What this task involves:
Your task is to extract every line from the material below exactly.

Exercise inputs:
-------
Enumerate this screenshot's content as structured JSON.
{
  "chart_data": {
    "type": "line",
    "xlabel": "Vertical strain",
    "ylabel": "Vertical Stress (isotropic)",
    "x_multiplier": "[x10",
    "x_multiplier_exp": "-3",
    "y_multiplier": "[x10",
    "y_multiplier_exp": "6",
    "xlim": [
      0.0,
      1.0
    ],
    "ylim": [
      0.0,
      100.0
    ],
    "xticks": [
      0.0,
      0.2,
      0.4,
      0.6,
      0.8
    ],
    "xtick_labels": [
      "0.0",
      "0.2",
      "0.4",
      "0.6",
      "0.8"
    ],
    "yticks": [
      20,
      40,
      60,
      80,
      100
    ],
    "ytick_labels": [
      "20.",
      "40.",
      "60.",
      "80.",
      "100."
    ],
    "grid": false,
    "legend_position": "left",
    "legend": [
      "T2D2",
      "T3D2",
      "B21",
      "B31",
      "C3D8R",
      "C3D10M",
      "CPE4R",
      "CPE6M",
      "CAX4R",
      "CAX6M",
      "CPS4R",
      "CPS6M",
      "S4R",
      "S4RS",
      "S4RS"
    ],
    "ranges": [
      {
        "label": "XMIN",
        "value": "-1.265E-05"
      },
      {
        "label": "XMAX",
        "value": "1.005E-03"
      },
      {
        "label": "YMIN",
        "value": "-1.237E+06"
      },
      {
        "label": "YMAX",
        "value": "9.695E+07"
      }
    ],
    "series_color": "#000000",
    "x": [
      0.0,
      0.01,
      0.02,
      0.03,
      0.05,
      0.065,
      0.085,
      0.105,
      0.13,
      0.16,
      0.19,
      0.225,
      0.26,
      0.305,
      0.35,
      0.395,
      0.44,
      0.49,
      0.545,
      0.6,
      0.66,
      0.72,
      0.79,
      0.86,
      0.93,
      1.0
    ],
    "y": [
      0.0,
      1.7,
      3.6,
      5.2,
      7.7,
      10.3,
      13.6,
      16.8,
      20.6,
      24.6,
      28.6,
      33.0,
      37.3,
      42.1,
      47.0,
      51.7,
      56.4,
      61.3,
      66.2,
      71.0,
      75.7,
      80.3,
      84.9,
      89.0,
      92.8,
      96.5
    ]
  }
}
-------
Answer to this task:
Enumerate this screenshot's content as structured JSON.
{
  "chart_data": {
    "type": "line",
    "xlabel": "Vertical strain",
    "ylabel": "Vertical Stress (isotropic)",
    "x_multiplier": "[x10",
    "x_multiplier_exp": "-3",
    "y_multiplier": "[x10",
    "y_multiplier_exp": "6",
    "xlim": [
      0.0,
      1.0
    ],
    "ylim": [
      0.0,
      100.0
    ],
    "xticks": [
      0.0,
      0.2,
      0.4,
      0.6,
      0.8
    ],
    "xtick_labels": [
      "0.0",
      "0.2",
      "0.4",
      "0.6",
      "0.8"
    ],
    "yticks": [
      20,
      40,
      60,
      80,
      100
    ],
    "ytick_labels": [
      "20.",
      "40.",
      "60.",
      "80.",
      "100."
    ],
    "grid": false,
    "legend_position": "left",
    "legend": [
      "T2D2",
      "T3D2",
      "B21",
      "B31",
      "C3D8R",
      "C3D10M",
      "CPE4R",
      "CPE6M",
      "CAX4R",
      "CAX6M",
      "CPS4R",
      "CPS6M",
      "S4R",
      "S4RS",
      "S4RS"
    ],
    "ranges": [
      {
        "label": "XMIN",
        "value": "-1.265E-05"
      },
      {
        "label": "XMAX",
        "value": "1.005E-03"
      },
      {
        "label": "YMIN",
        "value": "-1.237E+06"
      },
      {
        "label": "YMAX",
        "value": "9.695E+07"
      }
    ],
    "series_color": "#000000",
    "x": [
      0.0,
      0.01,
      0.02,
      0.03,
      0.05,
      0.065,
      0.085,
      0.105,
      0.13,
      0.16,
      0.19,
      0.225,
      0.26,
      0.305,
      0.35,
      0.395,
      0.44,
      0.49,
      0.545,
      0.6,
      0.66,
      0.72,
      0.79,
      0.86,
      0.93,
      1.0
    ],
    "y": [
      0.0,
      1.7,
      3.6,
      5.2,
      7.7,
      10.3,
      13.6,
      16.8,
      20.6,
      24.6,
      28.6,
      33.0,
      37.3,
      42.1,
      47.0,
      51.7,
      56.4,
      61.3,
      66.2,
      71.0,
      75.7,
      80.3,
      84.9,
      89.0,
      92.8,
      96.5
    ]
  }
}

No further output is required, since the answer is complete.